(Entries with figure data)

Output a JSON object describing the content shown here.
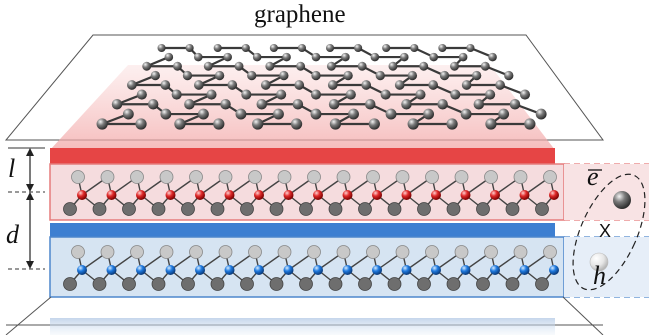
{
  "title": "graphene",
  "labels": {
    "l": "l",
    "d": "d",
    "electron": "e",
    "hole": "h",
    "exciton": "X"
  },
  "colors": {
    "graphene_atom": "#4a4a4a",
    "red_layer": "#e64545",
    "red_atom": "#d81c1c",
    "blue_layer": "#3d7fd1",
    "blue_atom": "#1e72d6",
    "chalcogen_atom": "#6e6e6e",
    "outline": "#555555"
  },
  "icons": [
    "graphene-lattice",
    "electron-sphere",
    "hole-sphere",
    "exciton-ellipse"
  ]
}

◆ WHAT YOU NEED TO DO:
Copy the listing over exactly, skipping the pictures it holds.

◆ THE COMPLETED TASK:
Output a JSON object describing the content shown here.
{
  "title": "graphene",
  "labels": {
    "l": "l",
    "d": "d",
    "electron": "e",
    "hole": "h",
    "exciton": "X"
  },
  "colors": {
    "graphene_atom": "#4a4a4a",
    "red_layer": "#e64545",
    "red_atom": "#d81c1c",
    "blue_layer": "#3d7fd1",
    "blue_atom": "#1e72d6",
    "chalcogen_atom": "#6e6e6e",
    "outline": "#555555"
  },
  "icons": [
    "graphene-lattice",
    "electron-sphere",
    "hole-sphere",
    "exciton-ellipse"
  ]
}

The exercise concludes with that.